ЗАДАНИЯ:
A. К какому времени, согласно тексту для чтения, относится выражение «врачи-отравители»?
B. Назовите всех людей, которые упомянуты в тексте для чтения по фамилии.
C. Переведите на английский язык последнее предложение текста для чтения: «Из неточностей отмечу лишь сильно меня удивившие».

ТЕКСТ ДЛЯ ЧТЕНИЯ:

Но столь очевидных случаев не так много. Дальше возникает зона неопределенности, куда попадают слова и выражения, возникшие до 90-х и благополучно функционируюшие по сю пору. Так, “курировать” попало в “Советский период”, а “гласность” — в “90-е”, хотя первое из этих слов вполне живое, а второе в своем центральном, “горбачевском” значении маркирует важнейшую идеологему уже ушедшей эпохи.
Отметим любопытные феномены из числа случаев, когда посередине стоит не истина, а проблема. Выражение “врачи-отравители” имеет четкую временную привязку: это зима 1953 г. А вот сочетание “врачи-вредители”, хотя именно так их именовало официальное сообщение в январе 1953 г., потом не использовалось, так что примеры из Высоцкого и Марининой, скорее всего, результат позднейшей контаминации. Все-таки “вредитель”, как и “враг народа”, — идеологемы из довоенных времен. Например, генерал Власов именовался предателем, но не врагом народа. Получается, что в подобных случаях следует опираться на свидетельства современников тех событий — применительно к “врачам-отравителям” это в том числе (приведенные Гусейновым) тексты К. Чуковского и Солженицына. Кстати, слово “власовец” осталось у Гусейнова без толкования, в силу чего и выражение “литературный власовец” (о Солженицыне) не может быть понято именно в качестве идеологемы.
Из неточностей отмечу лишь сильно меня удивившие.

ИСХОДНЫЕ МАТЕРИАЛЫ:
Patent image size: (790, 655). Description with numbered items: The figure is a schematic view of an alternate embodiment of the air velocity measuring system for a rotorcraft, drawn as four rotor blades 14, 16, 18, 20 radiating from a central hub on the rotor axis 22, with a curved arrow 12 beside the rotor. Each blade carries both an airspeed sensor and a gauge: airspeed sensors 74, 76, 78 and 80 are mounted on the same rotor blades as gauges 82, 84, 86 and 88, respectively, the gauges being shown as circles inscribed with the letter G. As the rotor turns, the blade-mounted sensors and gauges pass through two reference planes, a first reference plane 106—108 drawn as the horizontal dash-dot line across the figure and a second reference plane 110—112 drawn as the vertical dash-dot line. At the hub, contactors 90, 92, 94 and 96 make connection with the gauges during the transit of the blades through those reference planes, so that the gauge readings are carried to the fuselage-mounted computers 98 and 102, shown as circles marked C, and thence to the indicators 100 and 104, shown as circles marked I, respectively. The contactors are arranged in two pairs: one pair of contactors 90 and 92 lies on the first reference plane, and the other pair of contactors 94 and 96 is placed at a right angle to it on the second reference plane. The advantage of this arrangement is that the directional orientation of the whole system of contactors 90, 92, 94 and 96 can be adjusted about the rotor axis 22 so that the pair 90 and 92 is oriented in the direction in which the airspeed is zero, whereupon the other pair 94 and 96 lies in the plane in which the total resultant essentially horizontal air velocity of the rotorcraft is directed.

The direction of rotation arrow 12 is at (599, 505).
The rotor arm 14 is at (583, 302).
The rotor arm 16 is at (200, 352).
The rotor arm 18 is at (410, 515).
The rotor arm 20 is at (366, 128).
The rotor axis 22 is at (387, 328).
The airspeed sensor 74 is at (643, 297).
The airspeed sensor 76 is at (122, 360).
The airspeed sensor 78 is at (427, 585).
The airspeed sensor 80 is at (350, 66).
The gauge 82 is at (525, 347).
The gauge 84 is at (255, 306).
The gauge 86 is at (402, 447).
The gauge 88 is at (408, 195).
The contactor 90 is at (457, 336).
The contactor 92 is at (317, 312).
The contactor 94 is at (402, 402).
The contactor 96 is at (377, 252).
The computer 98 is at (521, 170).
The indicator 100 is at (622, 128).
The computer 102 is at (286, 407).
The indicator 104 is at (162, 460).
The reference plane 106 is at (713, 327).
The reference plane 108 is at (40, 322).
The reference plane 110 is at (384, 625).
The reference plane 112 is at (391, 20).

ОТВЕТЫ К ЗАДАНИЯМ:
A. К зиме 1953 г.

B. Высоцкий, Маринина, Власов, Чуковский, Солженицын, Гусейнов.

C. Of the inaccuracies, I will note only those that greatly surprised me.